## Record list
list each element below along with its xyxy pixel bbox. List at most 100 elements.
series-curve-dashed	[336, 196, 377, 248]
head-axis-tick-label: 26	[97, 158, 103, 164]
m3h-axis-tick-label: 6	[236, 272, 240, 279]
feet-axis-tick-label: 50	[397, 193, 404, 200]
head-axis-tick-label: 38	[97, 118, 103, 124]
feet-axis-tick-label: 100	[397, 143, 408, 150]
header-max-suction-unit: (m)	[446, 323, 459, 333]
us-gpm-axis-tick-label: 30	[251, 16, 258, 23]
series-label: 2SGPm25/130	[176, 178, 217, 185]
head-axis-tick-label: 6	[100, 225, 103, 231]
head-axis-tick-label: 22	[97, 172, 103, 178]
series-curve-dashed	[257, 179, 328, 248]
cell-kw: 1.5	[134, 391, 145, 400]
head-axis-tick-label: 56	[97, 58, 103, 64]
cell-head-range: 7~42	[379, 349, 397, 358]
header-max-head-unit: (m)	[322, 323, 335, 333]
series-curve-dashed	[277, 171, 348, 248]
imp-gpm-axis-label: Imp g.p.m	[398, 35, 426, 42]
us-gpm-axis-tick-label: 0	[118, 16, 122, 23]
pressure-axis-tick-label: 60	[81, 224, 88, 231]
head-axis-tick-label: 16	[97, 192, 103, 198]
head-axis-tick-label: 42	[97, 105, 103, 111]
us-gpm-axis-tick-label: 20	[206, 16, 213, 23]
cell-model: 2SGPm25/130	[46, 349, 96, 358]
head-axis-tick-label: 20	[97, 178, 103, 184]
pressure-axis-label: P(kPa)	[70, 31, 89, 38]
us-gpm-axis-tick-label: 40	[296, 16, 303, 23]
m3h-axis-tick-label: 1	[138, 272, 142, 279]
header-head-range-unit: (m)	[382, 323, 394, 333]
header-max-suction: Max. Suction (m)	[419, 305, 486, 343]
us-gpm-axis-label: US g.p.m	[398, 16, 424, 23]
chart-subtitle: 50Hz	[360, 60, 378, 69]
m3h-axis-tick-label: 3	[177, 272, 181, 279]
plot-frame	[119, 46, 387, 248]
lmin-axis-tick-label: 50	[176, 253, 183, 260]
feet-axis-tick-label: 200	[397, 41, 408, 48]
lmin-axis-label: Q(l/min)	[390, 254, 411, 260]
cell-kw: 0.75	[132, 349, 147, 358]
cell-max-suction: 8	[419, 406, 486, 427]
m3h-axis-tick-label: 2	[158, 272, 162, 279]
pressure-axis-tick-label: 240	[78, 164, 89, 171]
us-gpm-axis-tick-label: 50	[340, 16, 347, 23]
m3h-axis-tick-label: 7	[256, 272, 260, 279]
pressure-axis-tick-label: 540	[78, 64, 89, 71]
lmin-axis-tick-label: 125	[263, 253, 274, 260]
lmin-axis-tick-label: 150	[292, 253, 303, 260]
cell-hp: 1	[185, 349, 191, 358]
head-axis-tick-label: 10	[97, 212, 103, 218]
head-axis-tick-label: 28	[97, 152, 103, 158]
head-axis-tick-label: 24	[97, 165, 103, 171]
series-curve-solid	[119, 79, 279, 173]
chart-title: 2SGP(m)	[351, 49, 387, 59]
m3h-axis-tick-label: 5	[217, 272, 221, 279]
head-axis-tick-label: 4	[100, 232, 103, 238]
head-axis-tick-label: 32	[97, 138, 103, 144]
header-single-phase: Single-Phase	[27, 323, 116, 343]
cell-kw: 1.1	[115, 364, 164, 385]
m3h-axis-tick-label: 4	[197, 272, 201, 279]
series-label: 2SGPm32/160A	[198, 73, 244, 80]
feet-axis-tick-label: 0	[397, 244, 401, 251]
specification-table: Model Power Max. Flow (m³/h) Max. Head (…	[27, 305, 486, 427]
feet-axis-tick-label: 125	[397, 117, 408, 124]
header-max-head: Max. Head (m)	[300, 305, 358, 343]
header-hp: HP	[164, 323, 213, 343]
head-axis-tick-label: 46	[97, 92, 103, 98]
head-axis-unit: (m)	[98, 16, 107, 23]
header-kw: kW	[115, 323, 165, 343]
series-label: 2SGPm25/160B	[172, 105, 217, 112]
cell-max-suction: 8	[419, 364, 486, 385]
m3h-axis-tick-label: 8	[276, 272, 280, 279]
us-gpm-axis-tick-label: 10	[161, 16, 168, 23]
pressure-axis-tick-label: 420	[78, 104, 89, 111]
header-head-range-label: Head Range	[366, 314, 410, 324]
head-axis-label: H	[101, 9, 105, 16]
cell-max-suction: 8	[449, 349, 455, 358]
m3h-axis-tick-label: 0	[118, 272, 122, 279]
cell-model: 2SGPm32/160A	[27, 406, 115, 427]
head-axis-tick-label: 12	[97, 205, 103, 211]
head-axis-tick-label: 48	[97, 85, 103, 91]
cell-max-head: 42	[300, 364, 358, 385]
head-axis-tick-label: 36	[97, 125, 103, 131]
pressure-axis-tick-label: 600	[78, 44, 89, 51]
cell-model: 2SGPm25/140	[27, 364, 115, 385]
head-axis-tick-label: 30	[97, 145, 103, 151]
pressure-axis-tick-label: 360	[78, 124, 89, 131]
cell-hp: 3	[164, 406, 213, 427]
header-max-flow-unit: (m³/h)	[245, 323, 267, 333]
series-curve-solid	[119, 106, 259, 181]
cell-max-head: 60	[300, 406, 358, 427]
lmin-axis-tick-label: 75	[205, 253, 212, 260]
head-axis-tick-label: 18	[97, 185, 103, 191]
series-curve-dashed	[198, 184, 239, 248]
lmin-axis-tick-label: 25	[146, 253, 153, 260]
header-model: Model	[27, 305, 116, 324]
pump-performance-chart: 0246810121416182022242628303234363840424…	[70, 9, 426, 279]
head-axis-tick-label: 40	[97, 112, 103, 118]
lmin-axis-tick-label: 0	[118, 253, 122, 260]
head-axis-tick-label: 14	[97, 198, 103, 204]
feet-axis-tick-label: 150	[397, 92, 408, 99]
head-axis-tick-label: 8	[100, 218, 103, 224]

==

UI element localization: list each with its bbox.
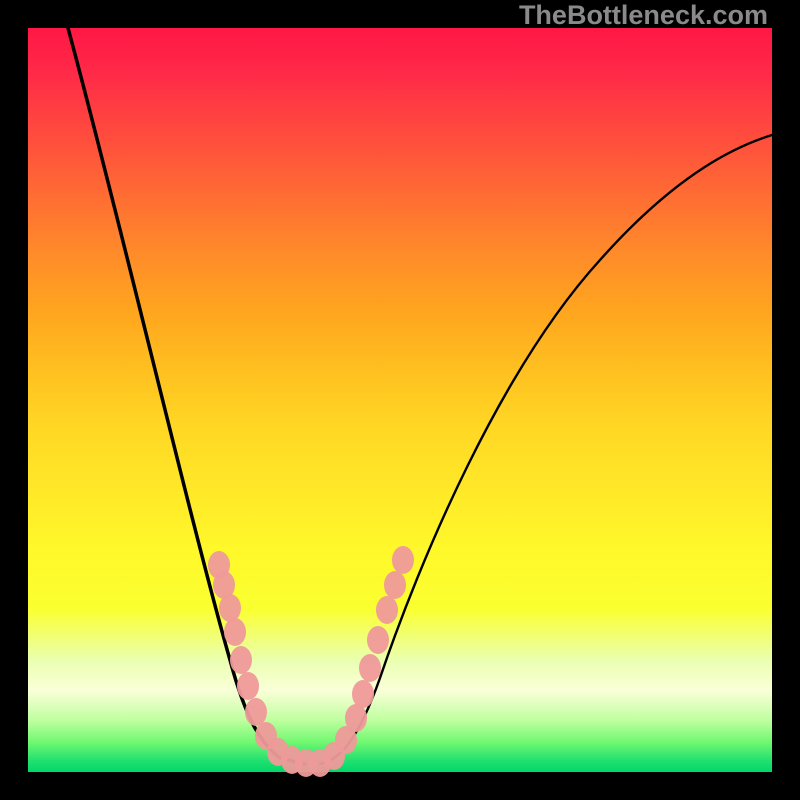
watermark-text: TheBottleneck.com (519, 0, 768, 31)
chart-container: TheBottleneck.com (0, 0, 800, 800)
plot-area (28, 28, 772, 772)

## Exercise aim
Format the data from the line containing "list each element" through the line containing "272, 260, 279]", inclusive, as a Markdown table with columns Row and Entry, numbering the rows and leaving out blank lines.

## Complete output
| Row | Entry |
|---|---|
| 1 | list each element below along with its xyxy pixel bbox. List at most 100 elements. |
| 2 | series-curve-dashed	[336, 196, 377, 248] |
| 3 | head-axis-tick-label: 26	[97, 158, 103, 164] |
| 4 | m3h-axis-tick-label: 6	[236, 272, 240, 279] |
| 5 | feet-axis-tick-label: 50	[397, 193, 404, 200] |
| 6 | head-axis-tick-label: 38	[97, 118, 103, 124] |
| 7 | feet-axis-tick-label: 100	[397, 143, 408, 150] |
| 8 | header-max-suction-unit: (m)	[446, 323, 459, 333] |
| 9 | us-gpm-axis-tick-label: 30	[251, 16, 258, 23] |
| 10 | series-label: 2SGPm25/130	[176, 178, 217, 185] |
| 11 | head-axis-tick-label: 6	[100, 225, 103, 231] |
| 12 | head-axis-tick-label: 22	[97, 172, 103, 178] |
| 13 | series-curve-dashed	[257, 179, 328, 248] |
| 14 | cell-kw: 1.5	[134, 391, 145, 400] |
| 15 | head-axis-tick-label: 56	[97, 58, 103, 64] |
| 16 | cell-head-range: 7~42	[379, 349, 397, 358] |
| 17 | header-max-head-unit: (m)	[322, 323, 335, 333] |
| 18 | series-curve-dashed	[277, 171, 348, 248] |
| 19 | imp-gpm-axis-label: Imp g.p.m	[398, 35, 426, 42] |
| 20 | us-gpm-axis-tick-label: 0	[118, 16, 122, 23] |
| 21 | pressure-axis-tick-label: 60	[81, 224, 88, 231] |
| 22 | head-axis-tick-label: 16	[97, 192, 103, 198] |
| 23 | head-axis-tick-label: 42	[97, 105, 103, 111] |
| 24 | us-gpm-axis-tick-label: 20	[206, 16, 213, 23] |
| 25 | cell-model: 2SGPm25/130	[46, 349, 96, 358] |
| 26 | head-axis-tick-label: 20	[97, 178, 103, 184] |
| 27 | pressure-axis-label: P(kPa)	[70, 31, 89, 38] |
| 28 | us-gpm-axis-tick-label: 40	[296, 16, 303, 23] |
| 29 | m3h-axis-tick-label: 1	[138, 272, 142, 279] |
| 30 | header-head-range-unit: (m)	[382, 323, 394, 333] |
| 31 | header-max-suction: Max. Suction (m)	[419, 305, 486, 343] |
| 32 | us-gpm-axis-label: US g.p.m	[398, 16, 424, 23] |
| 33 | chart-subtitle: 50Hz	[360, 60, 378, 69] |
| 34 | m3h-axis-tick-label: 3	[177, 272, 181, 279] |
| 35 | plot-frame	[119, 46, 387, 248] |
| 36 | lmin-axis-tick-label: 50	[176, 253, 183, 260] |
| 37 | feet-axis-tick-label: 200	[397, 41, 408, 48] |
| 38 | lmin-axis-label: Q(l/min)	[390, 254, 411, 260] |
| 39 | cell-kw: 0.75	[132, 349, 147, 358] |
| 40 | cell-max-suction: 8	[419, 406, 486, 427] |
| 41 | m3h-axis-tick-label: 2	[158, 272, 162, 279] |
| 42 | pressure-axis-tick-label: 240	[78, 164, 89, 171] |
| 43 | us-gpm-axis-tick-label: 50	[340, 16, 347, 23] |
| 44 | m3h-axis-tick-label: 7	[256, 272, 260, 279] |